#### SHORT PROBLEM:
Find every line in the records below that holds the word "style" and copy it.
■ ■ ■ ■ ■ ■ ■
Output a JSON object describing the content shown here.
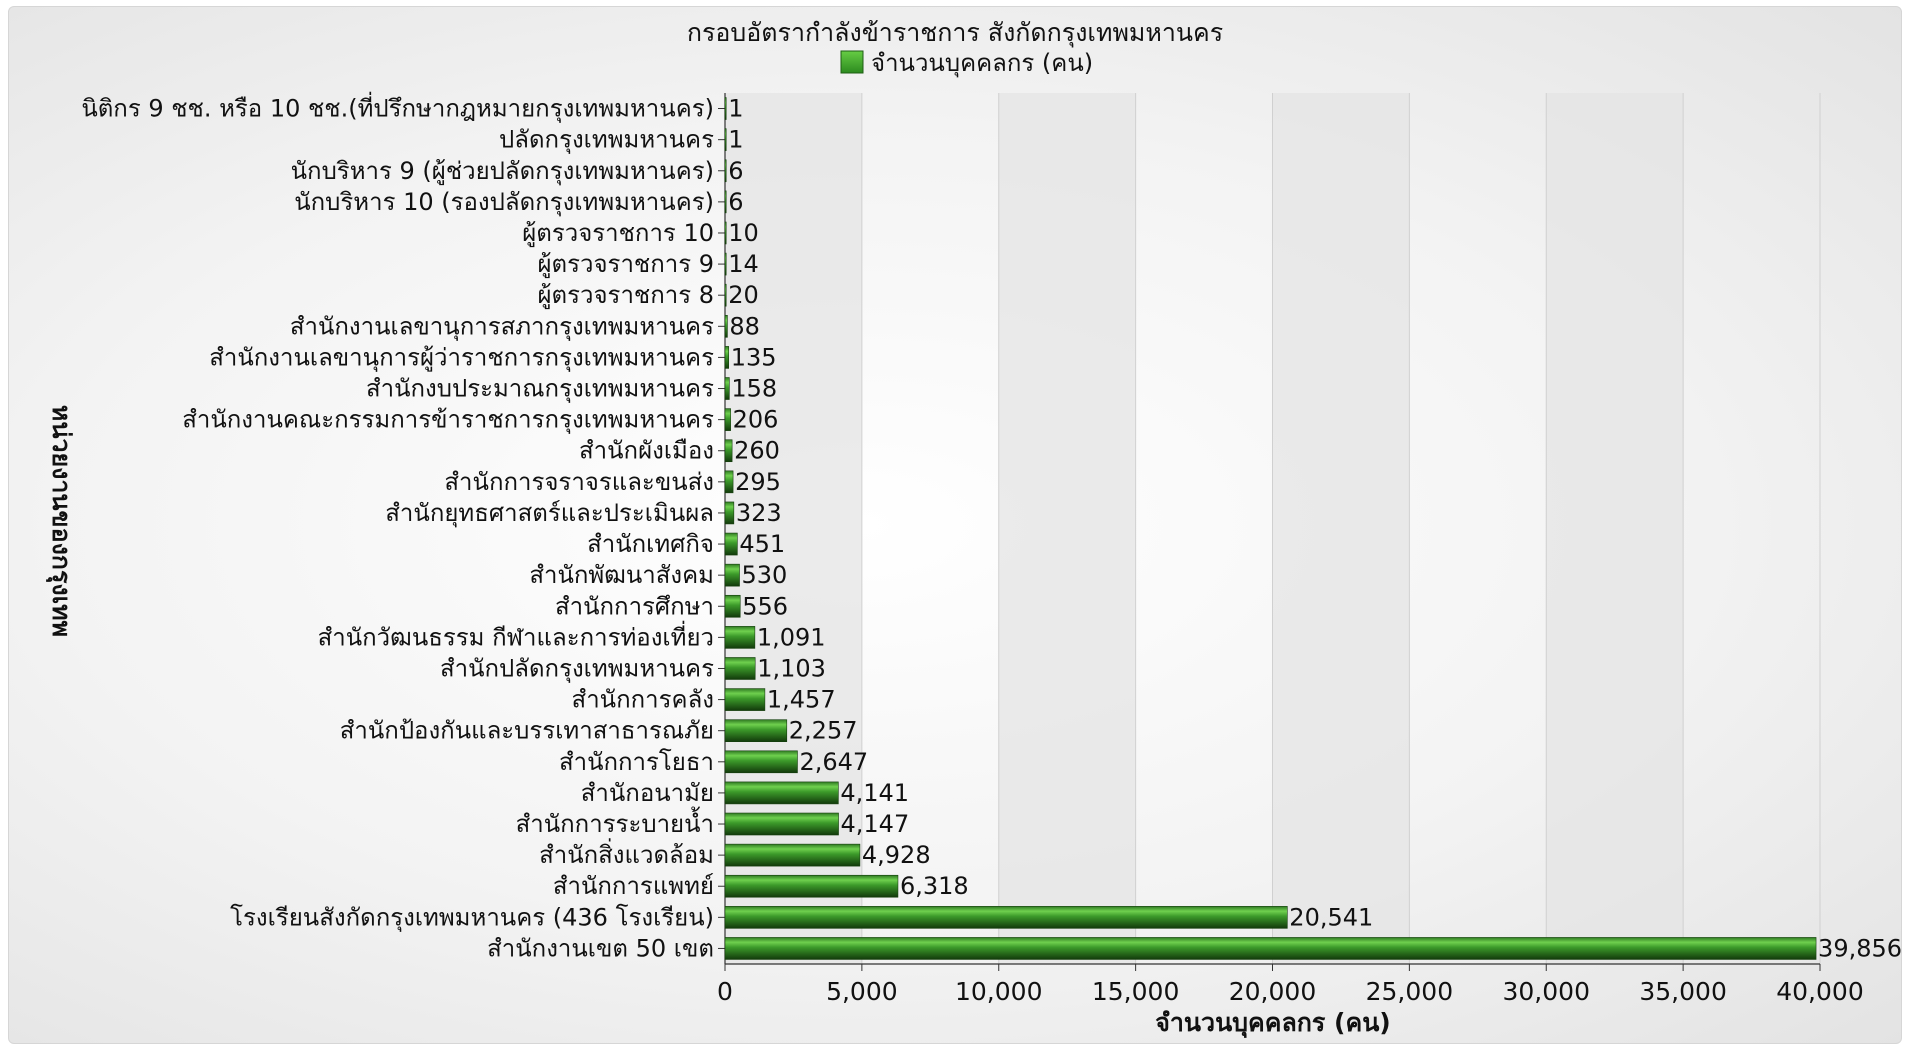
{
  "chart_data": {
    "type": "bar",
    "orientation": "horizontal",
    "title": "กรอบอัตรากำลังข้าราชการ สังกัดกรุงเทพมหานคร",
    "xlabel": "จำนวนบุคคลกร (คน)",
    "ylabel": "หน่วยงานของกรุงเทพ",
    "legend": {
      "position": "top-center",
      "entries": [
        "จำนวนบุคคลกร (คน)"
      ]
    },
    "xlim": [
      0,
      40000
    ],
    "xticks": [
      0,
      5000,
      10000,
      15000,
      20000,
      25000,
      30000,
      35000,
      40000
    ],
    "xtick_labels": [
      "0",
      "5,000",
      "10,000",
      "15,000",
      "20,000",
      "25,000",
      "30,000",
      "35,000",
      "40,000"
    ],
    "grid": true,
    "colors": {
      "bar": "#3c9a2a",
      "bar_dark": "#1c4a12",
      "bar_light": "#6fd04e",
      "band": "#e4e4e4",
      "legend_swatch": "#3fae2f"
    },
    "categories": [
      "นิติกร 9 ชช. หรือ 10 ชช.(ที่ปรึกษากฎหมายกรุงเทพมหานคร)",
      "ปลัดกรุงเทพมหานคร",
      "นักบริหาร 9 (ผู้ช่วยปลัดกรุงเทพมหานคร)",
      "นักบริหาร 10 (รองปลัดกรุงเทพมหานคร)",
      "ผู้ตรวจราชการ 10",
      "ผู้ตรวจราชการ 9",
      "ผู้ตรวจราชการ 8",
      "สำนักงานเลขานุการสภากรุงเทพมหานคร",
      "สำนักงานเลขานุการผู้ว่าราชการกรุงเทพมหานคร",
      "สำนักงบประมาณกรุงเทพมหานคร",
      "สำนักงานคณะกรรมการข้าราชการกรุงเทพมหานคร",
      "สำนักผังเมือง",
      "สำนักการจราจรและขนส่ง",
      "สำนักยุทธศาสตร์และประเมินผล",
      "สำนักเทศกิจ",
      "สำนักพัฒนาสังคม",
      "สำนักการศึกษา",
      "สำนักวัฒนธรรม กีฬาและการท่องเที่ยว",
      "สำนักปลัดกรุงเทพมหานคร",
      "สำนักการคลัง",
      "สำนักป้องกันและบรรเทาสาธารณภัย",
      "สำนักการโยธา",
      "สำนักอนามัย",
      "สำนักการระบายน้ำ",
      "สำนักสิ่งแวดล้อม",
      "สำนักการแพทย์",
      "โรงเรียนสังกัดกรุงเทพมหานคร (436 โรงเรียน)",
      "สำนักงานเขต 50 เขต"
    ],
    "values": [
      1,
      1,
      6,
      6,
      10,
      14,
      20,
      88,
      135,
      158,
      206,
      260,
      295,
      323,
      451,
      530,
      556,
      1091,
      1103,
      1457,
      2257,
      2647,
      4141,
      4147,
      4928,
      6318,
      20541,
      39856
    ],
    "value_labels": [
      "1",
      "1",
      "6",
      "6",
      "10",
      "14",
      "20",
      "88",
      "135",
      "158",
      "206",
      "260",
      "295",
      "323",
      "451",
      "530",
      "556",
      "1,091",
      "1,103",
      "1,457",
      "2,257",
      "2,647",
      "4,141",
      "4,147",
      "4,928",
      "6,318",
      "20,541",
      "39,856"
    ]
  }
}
■ ■ ■ ■ ■ ■ ■
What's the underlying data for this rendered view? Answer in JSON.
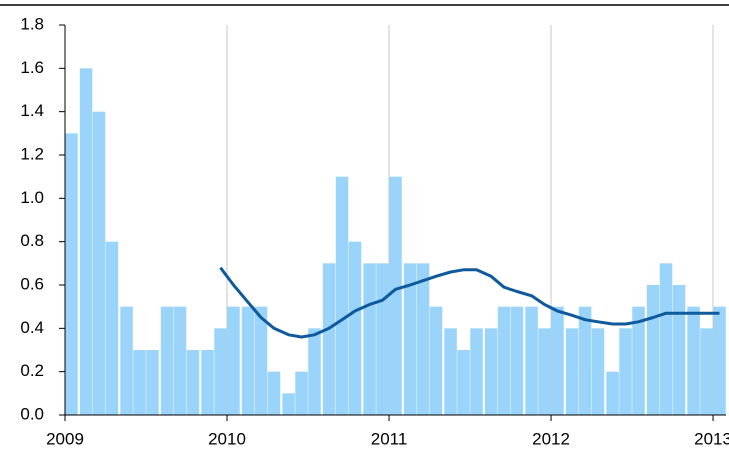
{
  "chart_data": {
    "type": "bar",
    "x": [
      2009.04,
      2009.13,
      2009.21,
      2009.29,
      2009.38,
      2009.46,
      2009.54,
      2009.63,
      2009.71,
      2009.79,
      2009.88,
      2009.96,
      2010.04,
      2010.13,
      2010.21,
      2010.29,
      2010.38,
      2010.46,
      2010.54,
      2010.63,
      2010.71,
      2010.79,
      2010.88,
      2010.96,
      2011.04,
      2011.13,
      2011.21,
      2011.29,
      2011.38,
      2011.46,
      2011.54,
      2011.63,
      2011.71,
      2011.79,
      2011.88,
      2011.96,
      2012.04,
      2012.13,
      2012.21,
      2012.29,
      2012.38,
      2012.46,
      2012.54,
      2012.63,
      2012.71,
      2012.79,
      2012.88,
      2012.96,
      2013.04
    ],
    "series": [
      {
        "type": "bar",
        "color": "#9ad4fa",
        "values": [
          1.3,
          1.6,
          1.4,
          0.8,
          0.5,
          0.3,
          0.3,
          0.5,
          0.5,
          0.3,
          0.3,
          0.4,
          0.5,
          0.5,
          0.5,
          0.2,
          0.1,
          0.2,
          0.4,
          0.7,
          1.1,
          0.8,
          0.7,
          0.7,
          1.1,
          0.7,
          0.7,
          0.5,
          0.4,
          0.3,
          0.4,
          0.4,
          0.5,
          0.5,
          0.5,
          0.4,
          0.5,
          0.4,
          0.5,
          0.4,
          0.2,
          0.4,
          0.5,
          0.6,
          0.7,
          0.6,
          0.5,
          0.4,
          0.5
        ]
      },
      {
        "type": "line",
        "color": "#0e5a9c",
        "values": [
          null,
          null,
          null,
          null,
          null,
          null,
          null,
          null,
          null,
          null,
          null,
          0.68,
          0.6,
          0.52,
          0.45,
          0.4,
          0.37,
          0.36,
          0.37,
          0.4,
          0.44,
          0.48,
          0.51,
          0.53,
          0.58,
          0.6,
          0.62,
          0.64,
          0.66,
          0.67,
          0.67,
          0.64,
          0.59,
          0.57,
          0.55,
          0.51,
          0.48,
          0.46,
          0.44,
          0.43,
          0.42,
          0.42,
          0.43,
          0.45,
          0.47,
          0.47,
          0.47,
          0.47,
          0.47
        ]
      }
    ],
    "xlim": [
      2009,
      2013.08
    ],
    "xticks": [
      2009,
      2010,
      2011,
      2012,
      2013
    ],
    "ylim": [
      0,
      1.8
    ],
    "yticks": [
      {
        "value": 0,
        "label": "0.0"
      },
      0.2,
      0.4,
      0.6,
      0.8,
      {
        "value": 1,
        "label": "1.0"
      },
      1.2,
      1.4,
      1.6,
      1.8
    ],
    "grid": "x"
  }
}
■ ■ ■ ■ ■ ■ ■
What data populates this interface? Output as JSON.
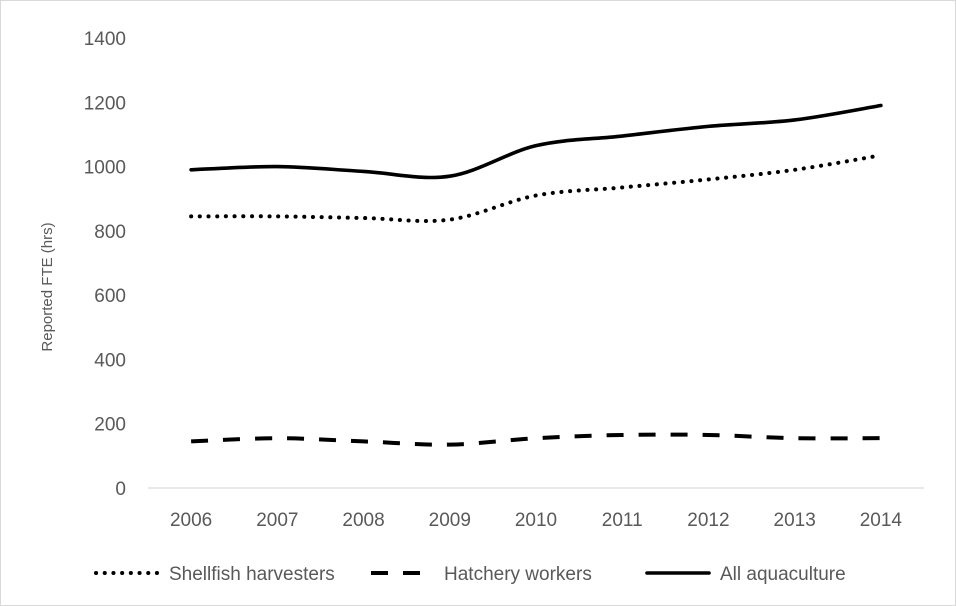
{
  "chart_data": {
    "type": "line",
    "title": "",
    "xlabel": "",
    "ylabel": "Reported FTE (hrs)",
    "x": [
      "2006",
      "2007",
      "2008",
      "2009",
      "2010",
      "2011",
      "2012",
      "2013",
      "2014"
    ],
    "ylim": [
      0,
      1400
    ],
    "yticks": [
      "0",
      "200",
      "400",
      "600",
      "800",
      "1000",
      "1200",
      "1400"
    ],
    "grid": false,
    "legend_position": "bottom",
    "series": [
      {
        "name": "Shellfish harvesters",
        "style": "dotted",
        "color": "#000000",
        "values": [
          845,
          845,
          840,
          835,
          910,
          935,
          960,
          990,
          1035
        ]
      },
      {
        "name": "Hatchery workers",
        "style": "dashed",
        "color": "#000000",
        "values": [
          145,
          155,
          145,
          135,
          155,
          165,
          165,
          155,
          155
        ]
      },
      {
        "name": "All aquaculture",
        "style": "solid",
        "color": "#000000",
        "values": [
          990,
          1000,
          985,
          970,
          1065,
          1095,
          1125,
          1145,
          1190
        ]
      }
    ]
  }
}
■ ■ ■ ■ ■ ■ ■
#### SOLUTION:
        "style": "dotted",
        "style": "dashed",
        "style": "solid",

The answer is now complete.